-- Dataset content start --

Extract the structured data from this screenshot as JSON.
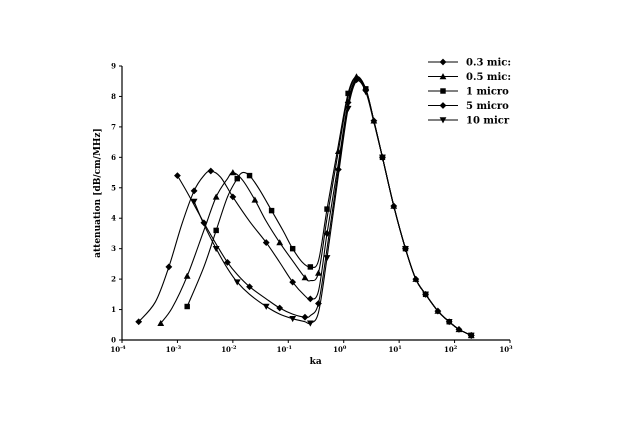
{
  "chart_data": {
    "type": "line",
    "title": "",
    "xlabel": "ka",
    "ylabel": "attenuation [dB/cm/MHz]",
    "xscale": "log",
    "xlim": [
      0.0001,
      1000
    ],
    "ylim": [
      0,
      9
    ],
    "x_ticks": [
      {
        "base": "10",
        "exp": "-4"
      },
      {
        "base": "10",
        "exp": "-3"
      },
      {
        "base": "10",
        "exp": "-2"
      },
      {
        "base": "10",
        "exp": "-1"
      },
      {
        "base": "10",
        "exp": "0"
      },
      {
        "base": "10",
        "exp": "1"
      },
      {
        "base": "10",
        "exp": "2"
      },
      {
        "base": "10",
        "exp": "3"
      }
    ],
    "y_ticks": [
      "0",
      "1",
      "2",
      "3",
      "4",
      "5",
      "6",
      "7",
      "8",
      "9"
    ],
    "grid": false,
    "legend_position": "top-right",
    "series": [
      {
        "name": "0.3 mic:",
        "marker": "diamond",
        "points": [
          [
            0.0002,
            0.6
          ],
          [
            0.0004,
            1.25
          ],
          [
            0.0007,
            2.4
          ],
          [
            0.0012,
            3.8
          ],
          [
            0.002,
            4.9
          ],
          [
            0.003,
            5.4
          ],
          [
            0.004,
            5.55
          ],
          [
            0.006,
            5.35
          ],
          [
            0.01,
            4.7
          ],
          [
            0.02,
            3.9
          ],
          [
            0.04,
            3.2
          ],
          [
            0.07,
            2.55
          ],
          [
            0.12,
            1.9
          ],
          [
            0.2,
            1.45
          ],
          [
            0.25,
            1.35
          ],
          [
            0.35,
            1.6
          ],
          [
            0.5,
            3.5
          ],
          [
            0.8,
            5.8
          ],
          [
            1.2,
            7.8
          ],
          [
            1.7,
            8.6
          ],
          [
            2.5,
            8.2
          ],
          [
            3.5,
            7.2
          ],
          [
            5,
            6.0
          ],
          [
            8,
            4.4
          ],
          [
            13,
            3.0
          ],
          [
            20,
            2.0
          ],
          [
            30,
            1.5
          ],
          [
            50,
            0.95
          ],
          [
            80,
            0.6
          ],
          [
            120,
            0.35
          ],
          [
            200,
            0.15
          ]
        ]
      },
      {
        "name": "0.5 mic:",
        "marker": "triangle-up",
        "points": [
          [
            0.0005,
            0.55
          ],
          [
            0.0008,
            1.05
          ],
          [
            0.0015,
            2.1
          ],
          [
            0.003,
            3.6
          ],
          [
            0.005,
            4.7
          ],
          [
            0.008,
            5.3
          ],
          [
            0.01,
            5.5
          ],
          [
            0.015,
            5.25
          ],
          [
            0.025,
            4.6
          ],
          [
            0.04,
            3.9
          ],
          [
            0.07,
            3.2
          ],
          [
            0.12,
            2.6
          ],
          [
            0.2,
            2.05
          ],
          [
            0.25,
            1.95
          ],
          [
            0.35,
            2.2
          ],
          [
            0.5,
            4.0
          ],
          [
            0.8,
            6.2
          ],
          [
            1.2,
            8.0
          ],
          [
            1.7,
            8.65
          ],
          [
            2.5,
            8.25
          ],
          [
            3.5,
            7.2
          ],
          [
            5,
            6.0
          ],
          [
            8,
            4.4
          ],
          [
            13,
            3.0
          ],
          [
            20,
            2.0
          ],
          [
            30,
            1.5
          ],
          [
            50,
            0.95
          ],
          [
            80,
            0.6
          ],
          [
            120,
            0.35
          ],
          [
            200,
            0.15
          ]
        ]
      },
      {
        "name": "1 micro",
        "marker": "square",
        "points": [
          [
            0.0015,
            1.1
          ],
          [
            0.003,
            2.4
          ],
          [
            0.005,
            3.6
          ],
          [
            0.008,
            4.7
          ],
          [
            0.012,
            5.3
          ],
          [
            0.015,
            5.5
          ],
          [
            0.02,
            5.4
          ],
          [
            0.03,
            4.95
          ],
          [
            0.05,
            4.25
          ],
          [
            0.08,
            3.6
          ],
          [
            0.12,
            3.0
          ],
          [
            0.18,
            2.55
          ],
          [
            0.25,
            2.4
          ],
          [
            0.35,
            2.6
          ],
          [
            0.5,
            4.3
          ],
          [
            0.8,
            6.4
          ],
          [
            1.2,
            8.1
          ],
          [
            1.7,
            8.65
          ],
          [
            2.5,
            8.25
          ],
          [
            3.5,
            7.2
          ],
          [
            5,
            6.0
          ],
          [
            8,
            4.4
          ],
          [
            13,
            3.0
          ],
          [
            20,
            2.0
          ],
          [
            30,
            1.5
          ],
          [
            50,
            0.95
          ],
          [
            80,
            0.6
          ],
          [
            120,
            0.35
          ],
          [
            200,
            0.15
          ]
        ]
      },
      {
        "name": "5 micro",
        "marker": "diamond",
        "points": [
          [
            0.001,
            5.4
          ],
          [
            0.0015,
            4.85
          ],
          [
            0.003,
            3.85
          ],
          [
            0.005,
            3.15
          ],
          [
            0.008,
            2.55
          ],
          [
            0.012,
            2.15
          ],
          [
            0.02,
            1.75
          ],
          [
            0.04,
            1.35
          ],
          [
            0.07,
            1.05
          ],
          [
            0.12,
            0.85
          ],
          [
            0.2,
            0.75
          ],
          [
            0.25,
            0.8
          ],
          [
            0.35,
            1.2
          ],
          [
            0.5,
            3.0
          ],
          [
            0.8,
            5.6
          ],
          [
            1.2,
            7.7
          ],
          [
            1.7,
            8.55
          ],
          [
            2.5,
            8.2
          ],
          [
            3.5,
            7.2
          ],
          [
            5,
            6.0
          ],
          [
            8,
            4.4
          ],
          [
            13,
            3.0
          ],
          [
            20,
            2.0
          ],
          [
            30,
            1.5
          ],
          [
            50,
            0.95
          ],
          [
            80,
            0.6
          ],
          [
            120,
            0.35
          ],
          [
            200,
            0.15
          ]
        ]
      },
      {
        "name": "10 micr",
        "marker": "triangle-down",
        "points": [
          [
            0.002,
            4.55
          ],
          [
            0.003,
            3.8
          ],
          [
            0.005,
            3.0
          ],
          [
            0.008,
            2.35
          ],
          [
            0.012,
            1.9
          ],
          [
            0.02,
            1.5
          ],
          [
            0.04,
            1.1
          ],
          [
            0.07,
            0.85
          ],
          [
            0.12,
            0.7
          ],
          [
            0.2,
            0.6
          ],
          [
            0.25,
            0.55
          ],
          [
            0.35,
            0.9
          ],
          [
            0.5,
            2.7
          ],
          [
            0.8,
            5.4
          ],
          [
            1.2,
            7.6
          ],
          [
            1.7,
            8.5
          ],
          [
            2.5,
            8.15
          ],
          [
            3.5,
            7.15
          ],
          [
            5,
            6.0
          ],
          [
            8,
            4.4
          ],
          [
            13,
            3.0
          ],
          [
            20,
            2.0
          ],
          [
            30,
            1.5
          ],
          [
            50,
            0.95
          ],
          [
            80,
            0.6
          ],
          [
            120,
            0.35
          ],
          [
            200,
            0.15
          ]
        ]
      }
    ]
  }
}
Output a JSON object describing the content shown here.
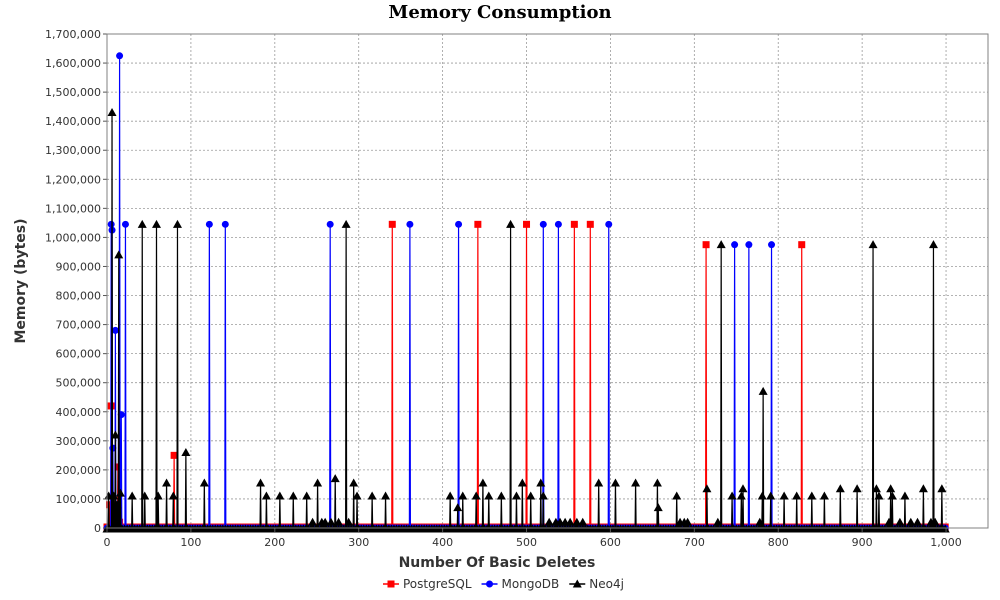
{
  "chart_data": {
    "type": "line",
    "title": "Memory Consumption",
    "xlabel": "Number Of Basic Deletes",
    "ylabel": "Memory (bytes)",
    "xlim": [
      0,
      1050
    ],
    "ylim": [
      0,
      1700000
    ],
    "x_ticks": [
      0,
      100,
      200,
      300,
      400,
      500,
      600,
      700,
      800,
      900,
      1000
    ],
    "x_tick_labels": [
      "0",
      "100",
      "200",
      "300",
      "400",
      "500",
      "600",
      "700",
      "800",
      "900",
      "1,000"
    ],
    "y_ticks": [
      0,
      100000,
      200000,
      300000,
      400000,
      500000,
      600000,
      700000,
      800000,
      900000,
      1000000,
      1100000,
      1200000,
      1300000,
      1400000,
      1500000,
      1600000,
      1700000
    ],
    "y_tick_labels": [
      "0",
      "100,000",
      "200,000",
      "300,000",
      "400,000",
      "500,000",
      "600,000",
      "700,000",
      "800,000",
      "900,000",
      "1,000,000",
      "1,100,000",
      "1,200,000",
      "1,300,000",
      "1,400,000",
      "1,500,000",
      "1,600,000",
      "1,700,000"
    ],
    "grid": true,
    "legend_position": "bottom",
    "series": [
      {
        "name": "PostgreSQL",
        "color": "#ff0000",
        "marker": "square",
        "spikes": [
          [
            3,
            80000
          ],
          [
            5,
            420000
          ],
          [
            7,
            60000
          ],
          [
            9,
            30000
          ],
          [
            11,
            70000
          ],
          [
            13,
            210000
          ],
          [
            15,
            20000
          ],
          [
            80,
            250000
          ],
          [
            340,
            1045000
          ],
          [
            442,
            1045000
          ],
          [
            500,
            1045000
          ],
          [
            557,
            1045000
          ],
          [
            576,
            1045000
          ],
          [
            714,
            975000
          ],
          [
            828,
            975000
          ]
        ]
      },
      {
        "name": "MongoDB",
        "color": "#0000ff",
        "marker": "circle",
        "spikes": [
          [
            5,
            1045000
          ],
          [
            6,
            1025000
          ],
          [
            7,
            275000
          ],
          [
            10,
            680000
          ],
          [
            12,
            50000
          ],
          [
            15,
            1625000
          ],
          [
            17,
            390000
          ],
          [
            22,
            1045000
          ],
          [
            122,
            1045000
          ],
          [
            141,
            1045000
          ],
          [
            266,
            1045000
          ],
          [
            361,
            1045000
          ],
          [
            419,
            1045000
          ],
          [
            520,
            1045000
          ],
          [
            538,
            1045000
          ],
          [
            598,
            1045000
          ],
          [
            748,
            975000
          ],
          [
            765,
            975000
          ],
          [
            792,
            975000
          ]
        ]
      },
      {
        "name": "Neo4j",
        "color": "#000000",
        "marker": "triangle",
        "spikes": [
          [
            2,
            110000
          ],
          [
            6,
            1430000
          ],
          [
            8,
            110000
          ],
          [
            10,
            320000
          ],
          [
            12,
            80000
          ],
          [
            14,
            940000
          ],
          [
            16,
            120000
          ],
          [
            30,
            110000
          ],
          [
            42,
            1045000
          ],
          [
            45,
            110000
          ],
          [
            59,
            1045000
          ],
          [
            61,
            110000
          ],
          [
            71,
            155000
          ],
          [
            79,
            110000
          ],
          [
            84,
            1045000
          ],
          [
            94,
            260000
          ],
          [
            116,
            155000
          ],
          [
            183,
            155000
          ],
          [
            190,
            110000
          ],
          [
            206,
            110000
          ],
          [
            222,
            110000
          ],
          [
            238,
            110000
          ],
          [
            245,
            20000
          ],
          [
            251,
            155000
          ],
          [
            256,
            20000
          ],
          [
            260,
            20000
          ],
          [
            267,
            20000
          ],
          [
            272,
            170000
          ],
          [
            276,
            20000
          ],
          [
            285,
            1045000
          ],
          [
            288,
            20000
          ],
          [
            294,
            155000
          ],
          [
            298,
            110000
          ],
          [
            316,
            110000
          ],
          [
            332,
            110000
          ],
          [
            409,
            110000
          ],
          [
            418,
            70000
          ],
          [
            424,
            110000
          ],
          [
            440,
            110000
          ],
          [
            448,
            155000
          ],
          [
            455,
            110000
          ],
          [
            470,
            110000
          ],
          [
            481,
            1045000
          ],
          [
            488,
            110000
          ],
          [
            495,
            155000
          ],
          [
            505,
            110000
          ],
          [
            517,
            155000
          ],
          [
            520,
            110000
          ],
          [
            527,
            20000
          ],
          [
            535,
            20000
          ],
          [
            540,
            20000
          ],
          [
            546,
            20000
          ],
          [
            552,
            20000
          ],
          [
            560,
            20000
          ],
          [
            567,
            20000
          ],
          [
            586,
            155000
          ],
          [
            606,
            155000
          ],
          [
            630,
            155000
          ],
          [
            656,
            155000
          ],
          [
            657,
            70000
          ],
          [
            679,
            110000
          ],
          [
            683,
            20000
          ],
          [
            688,
            20000
          ],
          [
            692,
            20000
          ],
          [
            715,
            135000
          ],
          [
            728,
            20000
          ],
          [
            732,
            975000
          ],
          [
            745,
            110000
          ],
          [
            756,
            110000
          ],
          [
            758,
            135000
          ],
          [
            778,
            20000
          ],
          [
            781,
            110000
          ],
          [
            782,
            470000
          ],
          [
            791,
            110000
          ],
          [
            807,
            110000
          ],
          [
            822,
            110000
          ],
          [
            840,
            110000
          ],
          [
            855,
            110000
          ],
          [
            874,
            135000
          ],
          [
            894,
            135000
          ],
          [
            913,
            975000
          ],
          [
            917,
            135000
          ],
          [
            920,
            110000
          ],
          [
            932,
            20000
          ],
          [
            934,
            135000
          ],
          [
            936,
            110000
          ],
          [
            945,
            20000
          ],
          [
            951,
            110000
          ],
          [
            958,
            20000
          ],
          [
            966,
            20000
          ],
          [
            973,
            135000
          ],
          [
            982,
            20000
          ],
          [
            985,
            975000
          ],
          [
            987,
            20000
          ],
          [
            995,
            135000
          ]
        ]
      }
    ]
  }
}
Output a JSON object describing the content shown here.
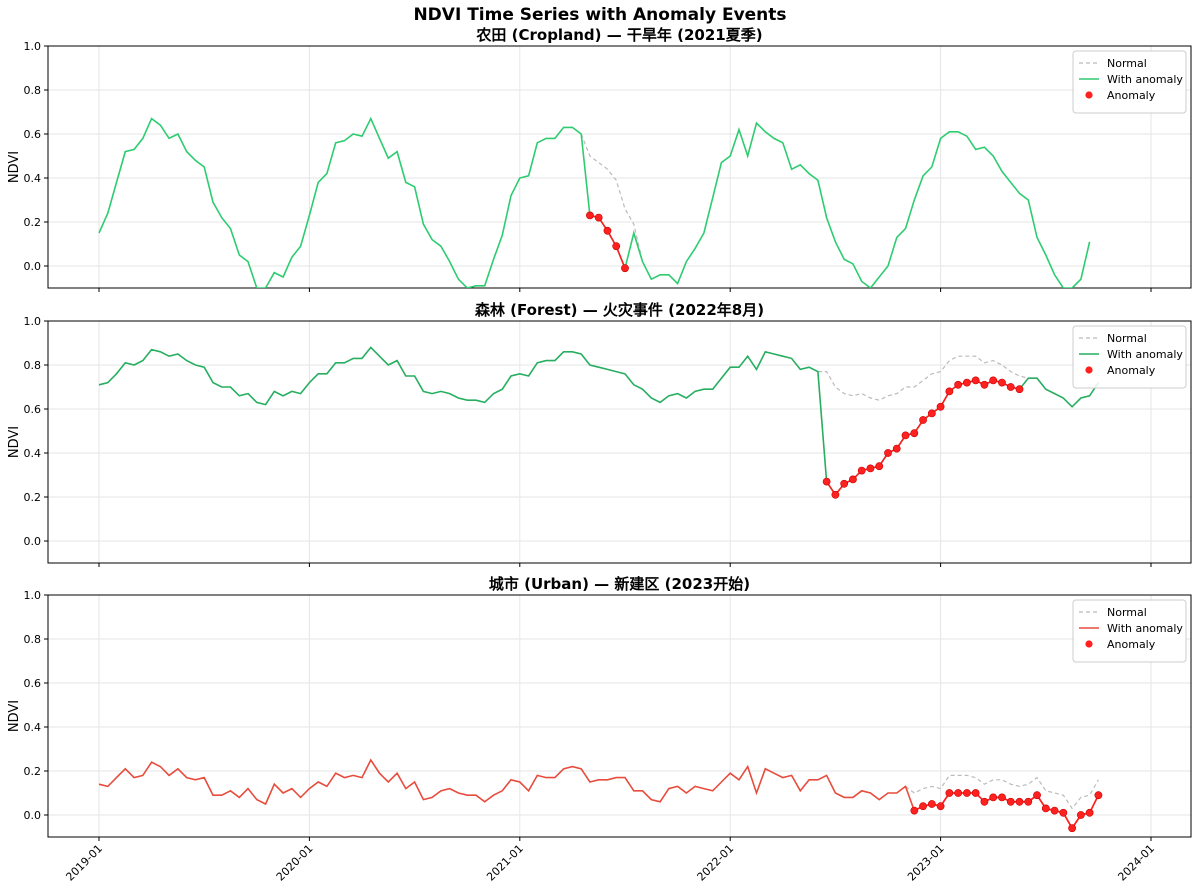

-- Dataset content end --

The request:
Count every line bearing the word "marker"; report the total only.

Written response:
8